# GOAL
Lines containing the word "周围神经损伤" are the ones to copy from the records below.
### INPUT MATERIAL ###
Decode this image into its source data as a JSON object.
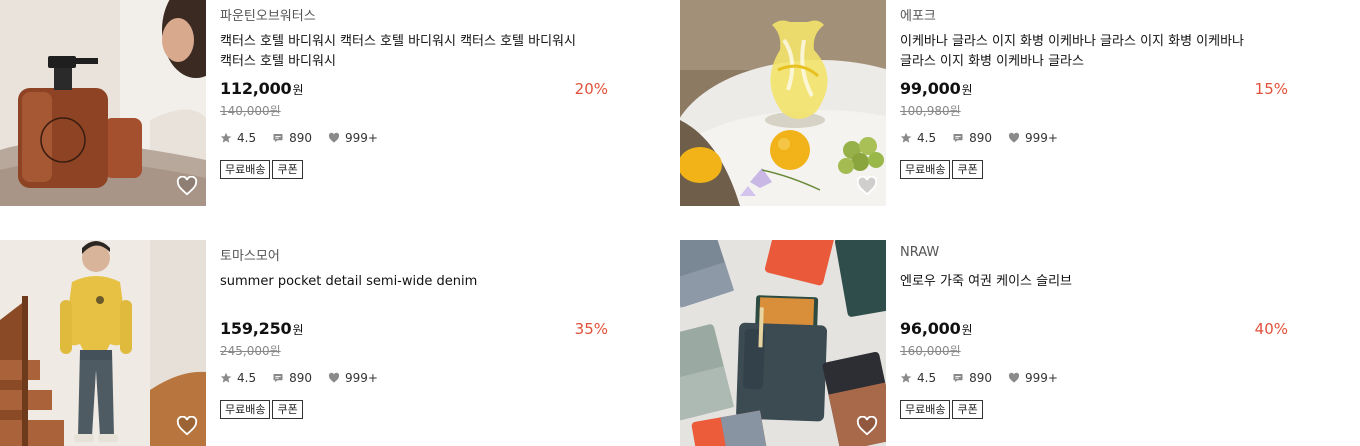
{
  "products": [
    {
      "brand": "파운틴오브워터스",
      "title": "캑터스 호텔 바디워시 캑터스 호텔 바디워시 캑터스 호텔 바디워시 캑터스 호텔 바디워시",
      "price": "112,000",
      "currency": "원",
      "original_price": "140,000원",
      "discount": "20%",
      "rating": "4.5",
      "reviews": "890",
      "likes": "999+",
      "tags": [
        "무료배송",
        "쿠폰"
      ]
    },
    {
      "brand": "에포크",
      "title": "이케바나 글라스 이지 화병 이케바나 글라스 이지 화병 이케바나 글라스 이지 화병 이케바나 글라스",
      "price": "99,000",
      "currency": "원",
      "original_price": "100,980원",
      "discount": "15%",
      "rating": "4.5",
      "reviews": "890",
      "likes": "999+",
      "tags": [
        "무료배송",
        "쿠폰"
      ]
    },
    {
      "brand": "토마스모어",
      "title": "summer pocket detail semi-wide denim",
      "price": "159,250",
      "currency": "원",
      "original_price": "245,000원",
      "discount": "35%",
      "rating": "4.5",
      "reviews": "890",
      "likes": "999+",
      "tags": [
        "무료배송",
        "쿠폰"
      ]
    },
    {
      "brand": "NRAW",
      "title": "엔로우 가죽 여권 케이스 슬리브",
      "price": "96,000",
      "currency": "원",
      "original_price": "160,000원",
      "discount": "40%",
      "rating": "4.5",
      "reviews": "890",
      "likes": "999+",
      "tags": [
        "무료배송",
        "쿠폰"
      ]
    }
  ],
  "icons": {
    "rating": "star-icon",
    "reviews": "speech-bubble-icon",
    "likes": "heart-icon",
    "wishlist": "heart-outline-icon"
  },
  "colors": {
    "discount": "#e0503a",
    "stat_icon": "#8a8a8a",
    "tag_border": "#333333"
  }
}
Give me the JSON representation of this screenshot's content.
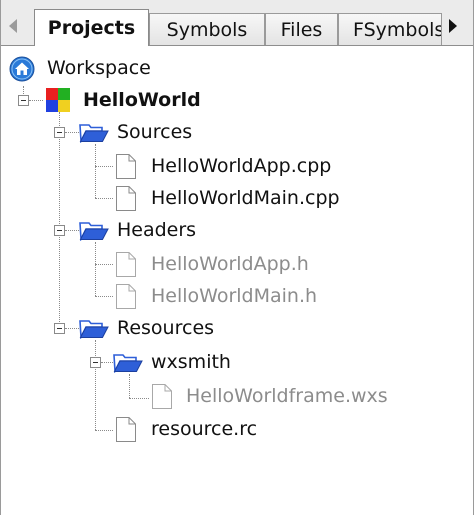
{
  "tabs": {
    "items": [
      {
        "label": "Projects",
        "active": true
      },
      {
        "label": "Symbols",
        "active": false
      },
      {
        "label": "Files",
        "active": false
      },
      {
        "label": "FSymbols",
        "active": false
      }
    ]
  },
  "tree": {
    "workspace": {
      "label": "Workspace",
      "icon": "workspace-home-icon"
    },
    "project": {
      "label": "HelloWorld",
      "icon": "project-icon"
    },
    "sources": {
      "label": "Sources",
      "icon": "folder-open-icon",
      "files": [
        "HelloWorldApp.cpp",
        "HelloWorldMain.cpp"
      ]
    },
    "headers": {
      "label": "Headers",
      "icon": "folder-open-icon",
      "files": [
        "HelloWorldApp.h",
        "HelloWorldMain.h"
      ]
    },
    "resources": {
      "label": "Resources",
      "icon": "folder-open-icon",
      "wxsmith": {
        "label": "wxsmith",
        "icon": "folder-open-icon",
        "files": [
          "HelloWorldframe.wxs"
        ]
      },
      "files": [
        "resource.rc"
      ]
    }
  },
  "colors": {
    "folder_blue": "#2e5fd8",
    "workspace_blue": "#2a7ad8",
    "dimmed_text": "#8c8c8c",
    "tab_bar": "#ebebeb"
  }
}
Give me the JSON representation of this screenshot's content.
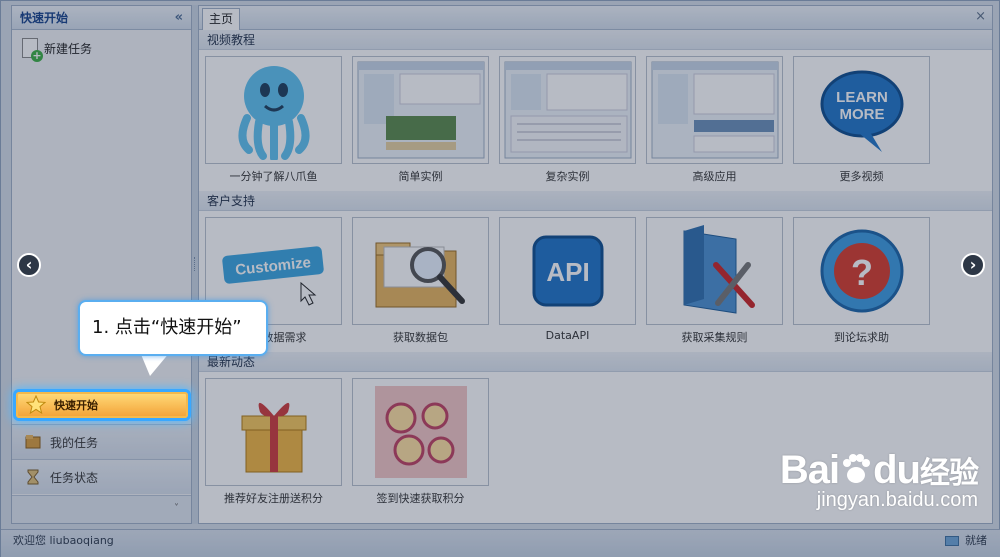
{
  "left_panel": {
    "title": "快速开始",
    "collapse": "«",
    "new_task": "新建任务",
    "accordion": [
      {
        "label": "快速开始",
        "active": true
      },
      {
        "label": "我的任务",
        "active": false
      },
      {
        "label": "任务状态",
        "active": false
      }
    ],
    "footer": "˅"
  },
  "tabs": {
    "active": "主页",
    "close": "×"
  },
  "sections": [
    {
      "title": "视频教程",
      "cards": [
        {
          "label": "一分钟了解八爪鱼",
          "icon": "octopus-mascot"
        },
        {
          "label": "简单实例",
          "icon": "screenshot-simple"
        },
        {
          "label": "复杂实例",
          "icon": "screenshot-complex"
        },
        {
          "label": "高级应用",
          "icon": "screenshot-advanced"
        },
        {
          "label": "更多视频",
          "icon": "learn-more-bubble",
          "icon_text": "LEARN MORE"
        }
      ]
    },
    {
      "title": "客户支持",
      "cards": [
        {
          "label": "提交数据需求",
          "icon": "customize-sign",
          "icon_text": "Customize"
        },
        {
          "label": "获取数据包",
          "icon": "folder-magnifier"
        },
        {
          "label": "DataAPI",
          "icon": "api-badge",
          "icon_text": "API"
        },
        {
          "label": "获取采集规则",
          "icon": "folder-tools"
        },
        {
          "label": "到论坛求助",
          "icon": "question-ball"
        }
      ]
    },
    {
      "title": "最新动态",
      "cards": [
        {
          "label": "推荐好友注册送积分",
          "icon": "gift-box"
        },
        {
          "label": "签到快速获取积分",
          "icon": "points-reward-art"
        }
      ]
    }
  ],
  "navigation": {
    "prev": "‹",
    "next": "›"
  },
  "status_bar": {
    "welcome": "欢迎您 liubaoqiang",
    "state": "就绪"
  },
  "callout": {
    "text": "1. 点击“快速开始”"
  },
  "watermark": {
    "logo": "Bai",
    "logo_mid": "du",
    "logo_cn": "经验",
    "url": "jingyan.baidu.com"
  },
  "colors": {
    "accent": "#39a8ff",
    "active_item": "#f3a53b",
    "header_text": "#15428b"
  }
}
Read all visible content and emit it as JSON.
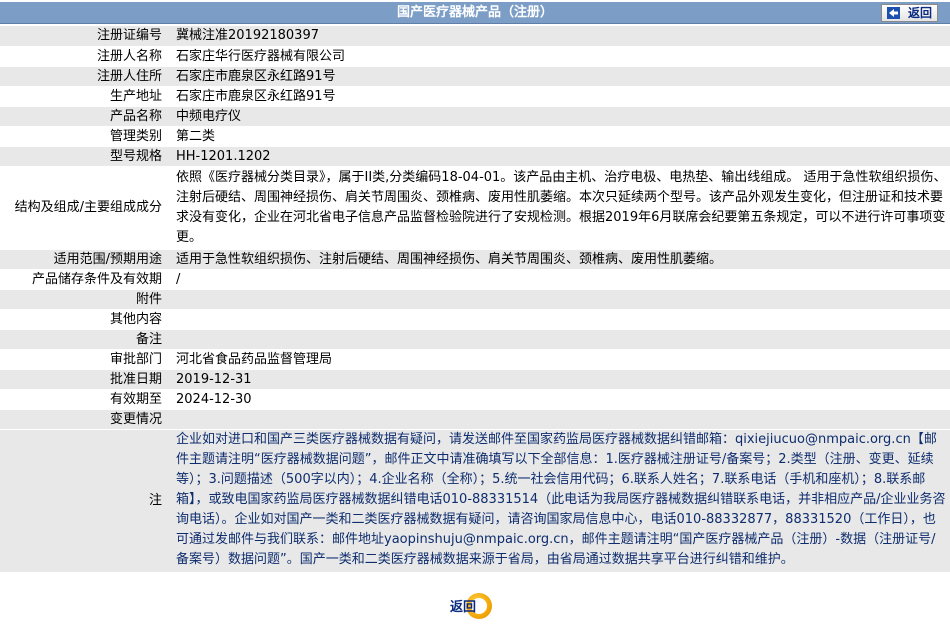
{
  "header": {
    "title": "国产医疗器械产品（注册）",
    "back_label": "返回"
  },
  "fields": [
    {
      "label": "注册证编号",
      "value": "冀械注准20192180397"
    },
    {
      "label": "注册人名称",
      "value": "石家庄华行医疗器械有限公司"
    },
    {
      "label": "注册人住所",
      "value": "石家庄市鹿泉区永红路91号"
    },
    {
      "label": "生产地址",
      "value": "石家庄市鹿泉区永红路91号"
    },
    {
      "label": "产品名称",
      "value": "中频电疗仪"
    },
    {
      "label": "管理类别",
      "value": "第二类"
    },
    {
      "label": "型号规格",
      "value": "HH-1201.1202"
    },
    {
      "label": "结构及组成/主要组成成分",
      "value": "依照《医疗器械分类目录》，属于II类,分类编码18-04-01。该产品由主机、治疗电极、电热垫、输出线组成。 适用于急性软组织损伤、注射后硬结、周围神经损伤、肩关节周围炎、颈椎病、废用性肌萎缩。本次只延续两个型号。该产品外观发生变化，但注册证和技术要求没有变化，企业在河北省电子信息产品监督检验院进行了安规检测。根据2019年6月联席会纪要第五条规定，可以不进行许可事项变更。"
    },
    {
      "label": "适用范围/预期用途",
      "value": "适用于急性软组织损伤、注射后硬结、周围神经损伤、肩关节周围炎、颈椎病、废用性肌萎缩。"
    },
    {
      "label": "产品储存条件及有效期",
      "value": "/"
    },
    {
      "label": "附件",
      "value": ""
    },
    {
      "label": "其他内容",
      "value": ""
    },
    {
      "label": "备注",
      "value": ""
    },
    {
      "label": "审批部门",
      "value": "河北省食品药品监督管理局"
    },
    {
      "label": "批准日期",
      "value": "2019-12-31"
    },
    {
      "label": "有效期至",
      "value": "2024-12-30"
    },
    {
      "label": "变更情况",
      "value": ""
    }
  ],
  "notice": {
    "label": "注",
    "text": "企业如对进口和国产三类医疗器械数据有疑问，请发送邮件至国家药监局医疗器械数据纠错邮箱：qixiejiucuo@nmpaic.org.cn【邮件主题请注明“医疗器械数据问题”，邮件正文中请准确填写以下全部信息：1.医疗器械注册证号/备案号；2.类型（注册、变更、延续等）；3.问题描述（500字以内）；4.企业名称（全称）；5.统一社会信用代码；6.联系人姓名；7.联系电话（手机和座机）；8.联系邮箱】，或致电国家药监局医疗器械数据纠错电话010-88331514（此电话为我局医疗器械数据纠错联系电话，并非相应产品/企业业务咨询电话）。企业如对国产一类和二类医疗器械数据有疑问，请咨询国家局信息中心，电话010-88332877，88331520（工作日），也可通过发邮件与我们联系：邮件地址yaopinshuju@nmpaic.org.cn，邮件主题请注明“国产医疗器械产品（注册）-数据（注册证号/备案号）数据问题”。国产一类和二类医疗器械数据来源于省局，由省局通过数据共享平台进行纠错和维护。"
  },
  "footer": {
    "back_label": "返回"
  }
}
###
# EXPECTED ANSWER
      "value": "依照《医疗器械分类目录》，属于II类,分类编码18-04-01。该产品由主机、治疗电极、电热垫、输出线组成。 适用于急性软组织损伤、注射后硬结、周围神经损伤、肩关节周围炎、颈椎病、废用性肌萎缩。本次只延续两个型号。该产品外观发生变化，但注册证和技术要求没有变化，企业在河北省电子信息产品监督检验院进行了安规检测。根据2019年6月联席会纪要第五条规定，可以不进行许可事项变更。"
      "value": "适用于急性软组织损伤、注射后硬结、周围神经损伤、肩关节周围炎、颈椎病、废用性肌萎缩。"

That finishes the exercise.